The task ->
Print the rows below word for word.

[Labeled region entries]
══════════════════════════════

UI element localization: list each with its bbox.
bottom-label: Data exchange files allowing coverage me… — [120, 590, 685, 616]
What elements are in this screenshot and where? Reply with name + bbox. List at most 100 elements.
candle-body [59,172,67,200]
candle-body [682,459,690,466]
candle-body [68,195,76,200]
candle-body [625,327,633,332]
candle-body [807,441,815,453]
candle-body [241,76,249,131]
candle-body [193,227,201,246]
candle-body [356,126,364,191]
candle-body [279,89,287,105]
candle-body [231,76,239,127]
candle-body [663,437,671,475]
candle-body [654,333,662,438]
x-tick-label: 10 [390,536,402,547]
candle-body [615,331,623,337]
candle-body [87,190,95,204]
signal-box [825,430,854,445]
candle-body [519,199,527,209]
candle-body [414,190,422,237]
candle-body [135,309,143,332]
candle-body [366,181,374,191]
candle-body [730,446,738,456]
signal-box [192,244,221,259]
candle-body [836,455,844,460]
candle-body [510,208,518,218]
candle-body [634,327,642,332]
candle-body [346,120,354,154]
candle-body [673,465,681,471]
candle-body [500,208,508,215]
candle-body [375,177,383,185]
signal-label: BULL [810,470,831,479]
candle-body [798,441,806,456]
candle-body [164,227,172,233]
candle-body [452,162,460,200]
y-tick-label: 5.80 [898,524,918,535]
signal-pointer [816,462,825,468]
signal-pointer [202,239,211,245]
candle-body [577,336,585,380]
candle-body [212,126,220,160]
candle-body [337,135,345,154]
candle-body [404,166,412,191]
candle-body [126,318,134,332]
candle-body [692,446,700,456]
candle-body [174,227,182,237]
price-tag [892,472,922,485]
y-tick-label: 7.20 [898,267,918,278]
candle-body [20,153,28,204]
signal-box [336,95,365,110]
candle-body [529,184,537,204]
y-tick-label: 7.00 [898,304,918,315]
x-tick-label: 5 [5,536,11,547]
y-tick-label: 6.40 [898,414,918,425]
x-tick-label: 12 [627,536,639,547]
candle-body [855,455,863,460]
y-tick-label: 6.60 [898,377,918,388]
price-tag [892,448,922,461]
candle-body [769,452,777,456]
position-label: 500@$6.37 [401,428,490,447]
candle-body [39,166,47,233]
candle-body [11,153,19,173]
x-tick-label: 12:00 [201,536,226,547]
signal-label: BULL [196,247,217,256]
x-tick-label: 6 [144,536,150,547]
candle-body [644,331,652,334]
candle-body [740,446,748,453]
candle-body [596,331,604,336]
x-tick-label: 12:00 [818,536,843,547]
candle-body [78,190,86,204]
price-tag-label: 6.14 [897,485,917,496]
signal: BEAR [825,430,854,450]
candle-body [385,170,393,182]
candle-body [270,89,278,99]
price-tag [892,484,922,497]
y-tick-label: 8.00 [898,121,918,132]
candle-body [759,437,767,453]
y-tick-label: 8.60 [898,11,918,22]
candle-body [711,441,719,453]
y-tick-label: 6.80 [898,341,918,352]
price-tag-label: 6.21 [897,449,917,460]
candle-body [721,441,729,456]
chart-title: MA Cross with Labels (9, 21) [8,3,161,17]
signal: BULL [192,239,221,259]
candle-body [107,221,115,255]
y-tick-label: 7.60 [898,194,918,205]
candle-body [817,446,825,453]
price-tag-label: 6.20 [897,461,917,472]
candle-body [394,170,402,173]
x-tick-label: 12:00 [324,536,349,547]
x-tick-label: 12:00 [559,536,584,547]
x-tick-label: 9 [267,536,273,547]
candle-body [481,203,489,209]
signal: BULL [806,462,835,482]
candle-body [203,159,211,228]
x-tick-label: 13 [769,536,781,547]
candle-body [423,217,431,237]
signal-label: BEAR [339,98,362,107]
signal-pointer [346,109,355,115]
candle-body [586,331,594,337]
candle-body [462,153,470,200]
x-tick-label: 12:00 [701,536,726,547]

══════════════════════════════

The reply ->
UI element localization: list each with its bbox.
bottom-label: Data exchange files allowing coverage me… — [120, 590, 685, 616]
What elements are in this screenshot and where? Reply with name + bbox. List at most 100 elements.
candle-body [59,172,67,200]
candle-body [682,459,690,466]
candle-body [68,195,76,200]
candle-body [625,327,633,332]
candle-body [807,441,815,453]
candle-body [241,76,249,131]
candle-body [193,227,201,246]
candle-body [356,126,364,191]
candle-body [279,89,287,105]
candle-body [231,76,239,127]
candle-body [663,437,671,475]
candle-body [654,333,662,438]
x-tick-label: 10 [390,536,402,547]
candle-body [615,331,623,337]
candle-body [87,190,95,204]
signal-box [825,430,854,445]
candle-body [519,199,527,209]
candle-body [414,190,422,237]
candle-body [135,309,143,332]
candle-body [366,181,374,191]
candle-body [730,446,738,456]
signal-box [192,244,221,259]
candle-body [836,455,844,460]
candle-body [510,208,518,218]
candle-body [634,327,642,332]
candle-body [346,120,354,154]
candle-body [673,465,681,471]
candle-body [500,208,508,215]
candle-body [375,177,383,185]
signal-label: BULL [810,470,831,479]
candle-body [798,441,806,456]
candle-body [164,227,172,233]
candle-body [452,162,460,200]
y-tick-label: 5.80 [898,524,918,535]
signal-pointer [816,462,825,468]
signal-pointer [202,239,211,245]
candle-body [577,336,585,380]
candle-body [212,126,220,160]
candle-body [337,135,345,154]
candle-body [404,166,412,191]
candle-body [126,318,134,332]
candle-body [692,446,700,456]
candle-body [174,227,182,237]
price-tag [892,472,922,485]
y-tick-label: 7.20 [898,267,918,278]
candle-body [20,153,28,204]
signal-box [336,95,365,110]
candle-body [529,184,537,204]
y-tick-label: 7.00 [898,304,918,315]
x-tick-label: 5 [5,536,11,547]
y-tick-label: 6.40 [898,414,918,425]
x-tick-label: 12 [627,536,639,547]
candle-body [855,455,863,460]
y-tick-label: 6.60 [898,377,918,388]
price-tag [892,448,922,461]
candle-body [769,452,777,456]
position-label: 500@$6.37 [401,428,490,447]
candle-body [39,166,47,233]
candle-body [11,153,19,173]
x-tick-label: 12:00 [201,536,226,547]
signal-label: BULL [196,247,217,256]
x-tick-label: 6 [144,536,150,547]
candle-body [644,331,652,334]
candle-body [740,446,748,453]
candle-body [596,331,604,336]
x-tick-label: 12:00 [818,536,843,547]
candle-body [78,190,86,204]
price-tag-label: 6.14 [897,485,917,496]
signal: BEAR [825,430,854,450]
candle-body [385,170,393,182]
candle-body [270,89,278,99]
price-tag [892,484,922,497]
y-tick-label: 8.00 [898,121,918,132]
candle-body [759,437,767,453]
y-tick-label: 8.60 [898,11,918,22]
candle-body [711,441,719,453]
y-tick-label: 6.80 [898,341,918,352]
price-tag-label: 6.21 [897,449,917,460]
candle-body [721,441,729,456]
chart-title: MA Cross with Labels (9, 21) [8,3,161,17]
signal: BULL [192,239,221,259]
candle-body [107,221,115,255]
y-tick-label: 7.60 [898,194,918,205]
candle-body [817,446,825,453]
price-tag-label: 6.20 [897,461,917,472]
candle-body [394,170,402,173]
x-tick-label: 12:00 [324,536,349,547]
x-tick-label: 12:00 [559,536,584,547]
x-tick-label: 9 [267,536,273,547]
candle-body [481,203,489,209]
signal: BULL [806,462,835,482]
candle-body [203,159,211,228]
x-tick-label: 13 [769,536,781,547]
candle-body [423,217,431,237]
signal-label: BEAR [339,98,362,107]
signal-pointer [346,109,355,115]
candle-body [586,331,594,337]
candle-body [462,153,470,200]
x-tick-label: 12:00 [701,536,726,547]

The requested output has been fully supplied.